### [Provided text]

The rhythmatist
Swaminathan searches for the beats that bring worlds together
This is one in a series of profiles showcasing some of Harvard’s stellar graduates.
Rajna Swaminathan was only 5 years old when she started to play the mrudangam, the barrel-shaped, two-headed drum that is the foundation of the south Indian classical music known as Karnatik. At the time, the instrument was bigger than she was. She complained to her father, an accomplished player and her first teacher, that her hands were too small to master it. He counseled patience and persistence and also encouraged her interest in learning to play the piano, too. The new instrument strengthened her fingers. It also fired her creativity.
“After a while, I began to improvise and play some of the rhythms on the piano that I was playing on the mrudangam,” she says. “I really wanted to bring those two musical worlds together.”
When she graduates this May with a Ph.D. from Harvard’s Graduate School of Arts and Sciences (GSAS), Swaminathan will have spent the better part of her life exploring, improvising, and bringing together different worlds — in music and in life. Now, after six years under the guidance of Franklin D. and Florence Rosenblatt Professor of the Arts Vijay Iyer, she hopes to create music that inspires, uplifts, and serves as a space where people of diverse experiences can connect honestly.
Born at the crossroads
In many ways, Swaminathan was practically born at the intersection of different worlds. She grew up in the suburbs of Baltimore and Washington, D.C., the daughter of first-generation immigrants from India. Both her parents were scientists. Both were dedicated musicians. Swaminathan’s father, now retired, was a physicist at the Johns Hopkins University Applied Physics Laboratory, but his passion was the mrudangam.
“He would wake up early in the morning and practice for hours before going to work,” Swaminathan says. “Something about seeing him do that — how much love he had for this instrument — and being able to start sharing it with him was really important for me, both personally and as a musician.”
Her mother, now deceased, was a computer scientist who worked for NASA on the Hubble Space Telescope. She was also a gifted singer who performed often with her husband. Swaminathan says that while her father taught her the mrudangam, her mother encouraged her to pursue her love of music and kept her connected when she was traveling between cultures.
“It was hard to understand or contextualize the musical education I was getting when I was growing up,” she explains. “My friends didn’t really know what the mrudangam was. And when I started going to India in the summer, I had another set of friends there, so it felt a little like I was living a double life. These two worlds didn’t meet often, so my mom’s support was always an important source of stability.”
“I always find myself trying to find honest ways of connecting with people without preconceived notions of how we can interact. I’m always in search of that in-between space. Ultimately, I want to see if there is a way we can create worlds together.”

### [Task to carry out]
Pick up the profile of the mrudangam player Rajna Swaminathan after its final sentence and carry it forward.

### [Data block]
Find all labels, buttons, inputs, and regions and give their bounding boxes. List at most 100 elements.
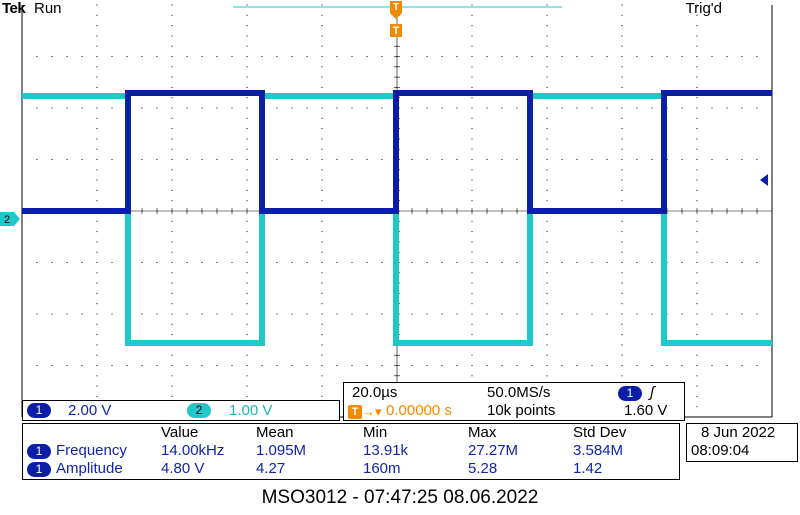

### [Written answer]
Rajna Swaminathan , Ph.D. ’21
As Swaminathan got older and showed proficiency as a musician, both she and her father began to travel back to India to study with the renowned mrudangam master Umayalpuram K. Sivaraman, who received one of the country’s highest civilian honors, the Padma Vibhushan, in 2010. It was on one of these trips when she was 13 or 14 that Swaminathan made her debut as a performer at the renowned Chennai Margazhi music festival.
“I felt humbled,” she says. “People come from all over the world to perform and listen to the concerts. They were playing at a very different pace and scale than I was. Just amazing musicians. I thought, ‘I need to work on this and get better so I can play with them.’”
Swaminathan did get better. She returned to Chennai every year through her first years in College to play an exhausting schedule of concerts in December. The rigor and richness of the experience developed her stamina as a performer and transformed her ability to improvise and create.
“There are hundreds of concerts going on all over the city at any given time in that month,” she says. “You don’t rehearse. You just meet on the stage and put the performance together on the spot. I would play maybe 30 or 40 concerts in a month like that, meeting all sorts of different musicians and performers. Going through that experience gave me a deep understanding of the music and enabled me to grow.”
Despite her talent and accomplishments as a musician, Swaminathan wanted to follow in her parents’ footsteps and become a scientist. Many families might have encouraged their children to put their creative lives on the back burner in favor of a hard science education and a more conventional career path. Swaminathan’s encouraged her to pursue her passion.
“Both my parents were always supportive,” she says. “I never felt any pushback from them or any sense of ‘Oh, you need to find a career and keep music as a hobby.’ They felt like they had made that sacrifice so that I could be free with what I wanted to do.”
To heal through rhythm
Although Swaminathan didn’t major in music as an undergraduate at the University of Maryland, she continued to perform, spending summers in New York City and moving there after graduation to engage with jazz and Black American experimental music. She lived the life of a freelance musician for a couple of years and formed the band RAJAS, which enabled her to try new approaches to improvisation. The experience also gave her a deeper understanding of the music she was playing, which eventually drew her to GSAS.
“I came to Harvard not only to come to terms with the history of caste and gender in Indian music, but also to understand my role as an artist at the intersections of Indian music and the Black experimental music,” she says. “I wanted to find a creative voice that took these social histories into consideration and explored ways that they might be remediated in music.”
Another reason that Swaminathan came to Harvard was Professor Vijay Iyer. She had first met the MacArthur “genius grant” winner when she was 8 years old and Iyer was collaborating on a project with her old teacher, Sivaraman. The two reconnected when Swaminathan was in college. After Iyer founded the Department of Music’s Program in Creative Practice in Critical Inquiry, Swaminathan became its first student.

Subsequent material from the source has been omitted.